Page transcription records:
--- START ---

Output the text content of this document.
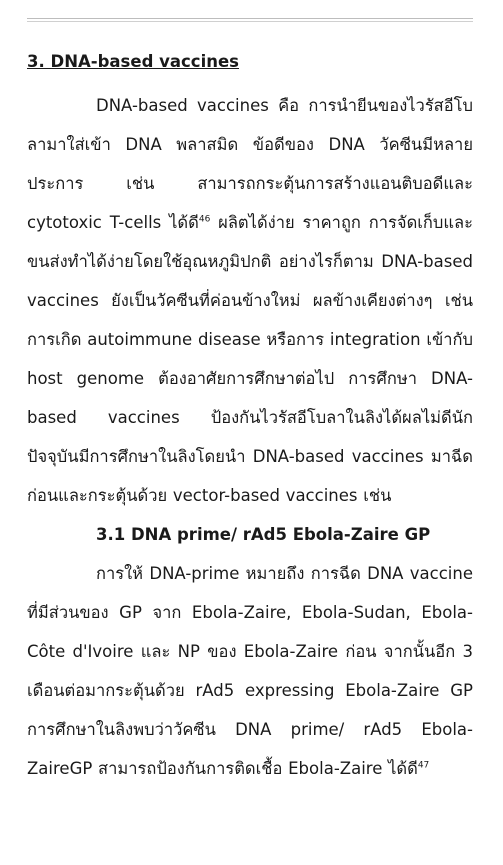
3. DNA-based vaccines

DNA-based vaccines คือ การนำยีนของไวรัสอีโบลามาใส่เข้า DNA พลาสมิด ข้อดีของ DNA วัคซีนมีหลายประการ เช่น สามารถกระตุ้นการสร้างแอนติบอดีและ cytotoxic T-cells ได้ดี$^{46}$ ผลิตได้ง่าย ราคาถูก การจัดเก็บและขนส่งทำได้ง่ายโดยใช้อุณหภูมิปกติ อย่างไรก็ตาม DNA-based vaccines ยังเป็นวัคซีนที่ค่อนข้างใหม่ ผลข้างเคียงต่างๆ เช่นการเกิด autoimmune disease หรือการ integration เข้ากับ host genome ต้องอาศัยการศึกษาต่อไป การศึกษา DNA-based vaccines ป้องกันไวรัสอีโบลาในลิงได้ผลไม่ดีนัก ปัจจุบันมีการศึกษาในลิงโดยนำ DNA-based vaccines มาฉีดก่อนและกระตุ้นด้วย vector-based vaccines เช่น

3.1 DNA prime/ rAd5 Ebola-Zaire GP

การให้ DNA-prime หมายถึง การฉีด DNA vaccine ที่มีส่วนของ GP จาก Ebola-Zaire, Ebola-Sudan, Ebola-Côte d'Ivoire และ NP ของ Ebola-Zaire ก่อน จากนั้นอีก 3 เดือนต่อมากระตุ้นด้วย rAd5 expressing Ebola-Zaire GP การศึกษาในลิงพบว่าวัคซีน DNA prime/ rAd5 Ebola-ZaireGP สามารถป้องกันการติดเชื้อ Ebola-Zaire ได้ดี$^{47}$
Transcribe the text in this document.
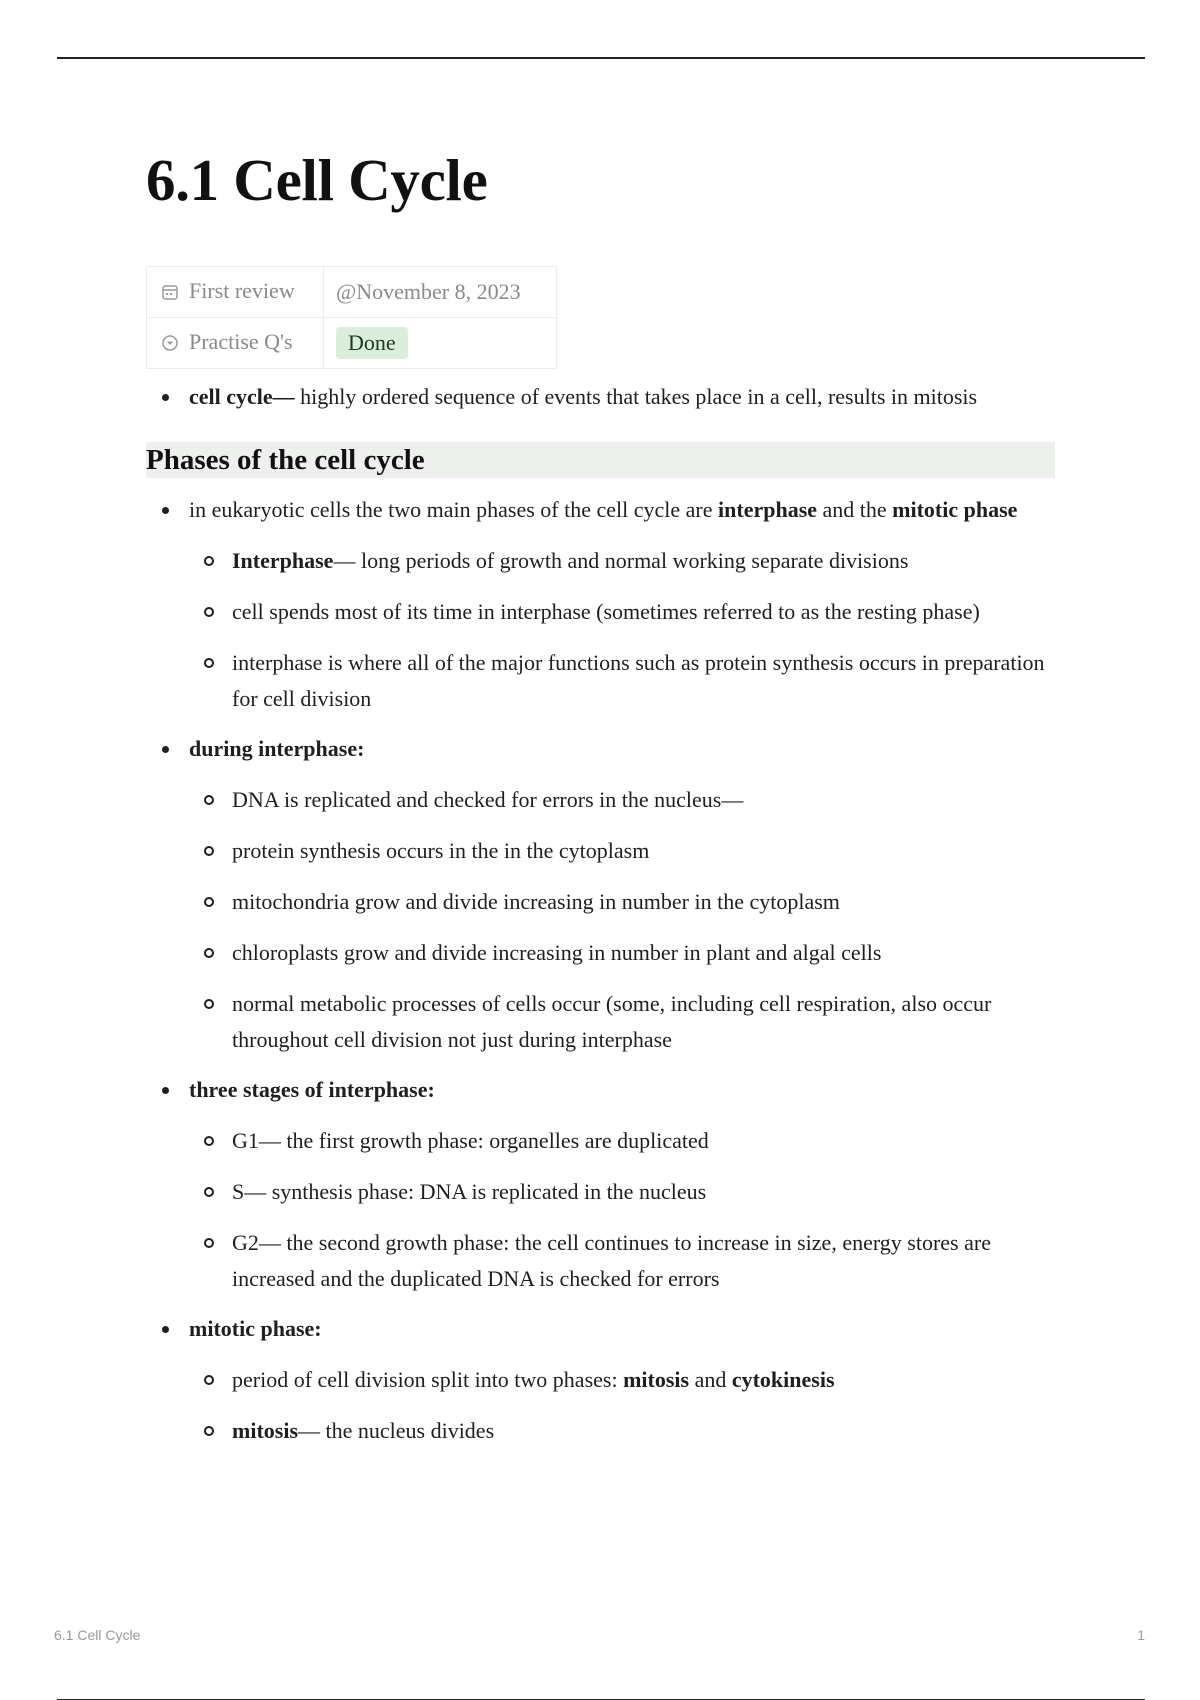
6.1 Cell Cycle
First review	@November 8, 2023
Practise Q's	Done
cell cycle— highly ordered sequence of events that takes place in a cell, results in mitosis
Phases of the cell cycle
in eukaryotic cells the two main phases of the cell cycle are interphase and the mitotic phase
Interphase— long periods of growth and normal working separate divisions
cell spends most of its time in interphase (sometimes referred to as the resting phase)
interphase is where all of the major functions such as protein synthesis occurs in preparation for cell division
during interphase:
DNA is replicated and checked for errors in the nucleus—
protein synthesis occurs in the in the cytoplasm
mitochondria grow and divide increasing in number in the cytoplasm
chloroplasts grow and divide increasing in number in plant and algal cells
normal metabolic processes of cells occur (some, including cell respiration, also occur throughout cell division not just during interphase
three stages of interphase:
G1— the first growth phase: organelles are duplicated
S— synthesis phase: DNA is replicated in the nucleus
G2— the second growth phase: the cell continues to increase in size, energy stores are increased and the duplicated DNA is checked for errors
mitotic phase:
period of cell division split into two phases: mitosis and cytokinesis
mitosis— the nucleus divides
6.1 Cell Cycle	1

--- END ---

__TASK GOAL__.
A faithful copy of the data is required: each word kept, each picture omitted.

__SOLUTION TO THIS TASK__.
Output the text content of this document.
3. DNA-based vaccines

DNA-based vaccines คือ การนำยีนของไวรัสอีโบลามาใส่เข้า DNA พลาสมิด ข้อดีของ DNA วัคซีนมีหลายประการ เช่น สามารถกระตุ้นการสร้างแอนติบอดีและ cytotoxic T-cells ได้ดี$^{46}$ ผลิตได้ง่าย ราคาถูก การจัดเก็บและขนส่งทำได้ง่ายโดยใช้อุณหภูมิปกติ อย่างไรก็ตาม DNA-based vaccines ยังเป็นวัคซีนที่ค่อนข้างใหม่ ผลข้างเคียงต่างๆ เช่นการเกิด autoimmune disease หรือการ integration เข้ากับ host genome ต้องอาศัยการศึกษาต่อไป การศึกษา DNA-based vaccines ป้องกันไวรัสอีโบลาในลิงได้ผลไม่ดีนัก ปัจจุบันมีการศึกษาในลิงโดยนำ DNA-based vaccines มาฉีดก่อนและกระตุ้นด้วย vector-based vaccines เช่น

3.1 DNA prime/ rAd5 Ebola-Zaire GP

การให้ DNA-prime หมายถึง การฉีด DNA vaccine ที่มีส่วนของ GP จาก Ebola-Zaire, Ebola-Sudan, Ebola-Côte d'Ivoire และ NP ของ Ebola-Zaire ก่อน จากนั้นอีก 3 เดือนต่อมากระตุ้นด้วย rAd5 expressing Ebola-Zaire GP การศึกษาในลิงพบว่าวัคซีน DNA prime/ rAd5 Ebola-ZaireGP สามารถป้องกันการติดเชื้อ Ebola-Zaire ได้ดี$^{47}$
Transcribe the text in this document.
6.1 Cell Cycle
First review	@November 8, 2023
Practise Q's	Done
cell cycle— highly ordered sequence of events that takes place in a cell, results in mitosis
Phases of the cell cycle
in eukaryotic cells the two main phases of the cell cycle are interphase and the mitotic phase
Interphase— long periods of growth and normal working separate divisions
cell spends most of its time in interphase (sometimes referred to as the resting phase)
interphase is where all of the major functions such as protein synthesis occurs in preparation for cell division
during interphase:
DNA is replicated and checked for errors in the nucleus—
protein synthesis occurs in the in the cytoplasm
mitochondria grow and divide increasing in number in the cytoplasm
chloroplasts grow and divide increasing in number in plant and algal cells
normal metabolic processes of cells occur (some, including cell respiration, also occur throughout cell division not just during interphase
three stages of interphase:
G1— the first growth phase: organelles are duplicated
S— synthesis phase: DNA is replicated in the nucleus
G2— the second growth phase: the cell continues to increase in size, energy stores are increased and the duplicated DNA is checked for errors
mitotic phase:
period of cell division split into two phases: mitosis and cytokinesis
mitosis— the nucleus divides
6.1 Cell Cycle	1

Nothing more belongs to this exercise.